**WHAT NEEDS TO BE DONE**. Repeat the full listing, word for word.

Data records
--- --- ---
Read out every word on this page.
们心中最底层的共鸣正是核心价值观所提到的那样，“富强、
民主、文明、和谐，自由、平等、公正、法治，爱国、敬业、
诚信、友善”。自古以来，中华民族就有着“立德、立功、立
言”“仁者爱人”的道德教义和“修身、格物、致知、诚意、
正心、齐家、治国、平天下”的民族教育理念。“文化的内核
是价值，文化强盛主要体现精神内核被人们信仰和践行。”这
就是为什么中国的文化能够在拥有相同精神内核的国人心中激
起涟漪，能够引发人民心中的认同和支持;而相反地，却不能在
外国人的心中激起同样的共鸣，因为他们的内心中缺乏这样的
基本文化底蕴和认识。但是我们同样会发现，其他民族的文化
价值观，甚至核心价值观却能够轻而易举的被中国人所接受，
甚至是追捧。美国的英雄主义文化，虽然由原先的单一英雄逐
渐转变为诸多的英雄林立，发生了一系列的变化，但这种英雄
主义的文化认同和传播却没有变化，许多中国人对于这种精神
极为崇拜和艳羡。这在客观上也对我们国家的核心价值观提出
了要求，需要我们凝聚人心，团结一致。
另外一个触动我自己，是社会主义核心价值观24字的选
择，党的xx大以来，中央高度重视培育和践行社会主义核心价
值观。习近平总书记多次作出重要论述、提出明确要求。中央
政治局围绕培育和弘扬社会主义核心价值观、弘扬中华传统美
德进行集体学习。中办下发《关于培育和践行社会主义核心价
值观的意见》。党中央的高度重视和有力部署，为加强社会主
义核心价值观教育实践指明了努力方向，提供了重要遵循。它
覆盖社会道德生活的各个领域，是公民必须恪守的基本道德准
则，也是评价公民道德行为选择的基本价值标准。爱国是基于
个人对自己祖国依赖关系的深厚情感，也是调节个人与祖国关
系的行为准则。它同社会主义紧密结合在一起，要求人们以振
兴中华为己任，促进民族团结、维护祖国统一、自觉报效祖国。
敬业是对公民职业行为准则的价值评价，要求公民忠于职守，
--- --- ---
**RESULT OF THE EXERCISE**.
Read out every word on this page.
们心中最底层的共鸣正是核心价值观所提到的那样，“富强、
民主、文明、和谐，自由、平等、公正、法治，爱国、敬业、
诚信、友善”。自古以来，中华民族就有着“立德、立功、立
言”“仁者爱人”的道德教义和“修身、格物、致知、诚意、
正心、齐家、治国、平天下”的民族教育理念。“文化的内核
是价值，文化强盛主要体现精神内核被人们信仰和践行。”这
就是为什么中国的文化能够在拥有相同精神内核的国人心中激
起涟漪，能够引发人民心中的认同和支持;而相反地，却不能在
外国人的心中激起同样的共鸣，因为他们的内心中缺乏这样的
基本文化底蕴和认识。但是我们同样会发现，其他民族的文化
价值观，甚至核心价值观却能够轻而易举的被中国人所接受，
甚至是追捧。美国的英雄主义文化，虽然由原先的单一英雄逐
渐转变为诸多的英雄林立，发生了一系列的变化，但这种英雄
主义的文化认同和传播却没有变化，许多中国人对于这种精神
极为崇拜和艳羡。这在客观上也对我们国家的核心价值观提出
了要求，需要我们凝聚人心，团结一致。
另外一个触动我自己，是社会主义核心价值观24字的选
择，党的xx大以来，中央高度重视培育和践行社会主义核心价
值观。习近平总书记多次作出重要论述、提出明确要求。中央
政治局围绕培育和弘扬社会主义核心价值观、弘扬中华传统美
德进行集体学习。中办下发《关于培育和践行社会主义核心价
值观的意见》。党中央的高度重视和有力部署，为加强社会主
义核心价值观教育实践指明了努力方向，提供了重要遵循。它
覆盖社会道德生活的各个领域，是公民必须恪守的基本道德准
则，也是评价公民道德行为选择的基本价值标准。爱国是基于
个人对自己祖国依赖关系的深厚情感，也是调节个人与祖国关
系的行为准则。它同社会主义紧密结合在一起，要求人们以振
兴中华为己任，促进民族团结、维护祖国统一、自觉报效祖国。
敬业是对公民职业行为准则的价值评价，要求公民忠于职守，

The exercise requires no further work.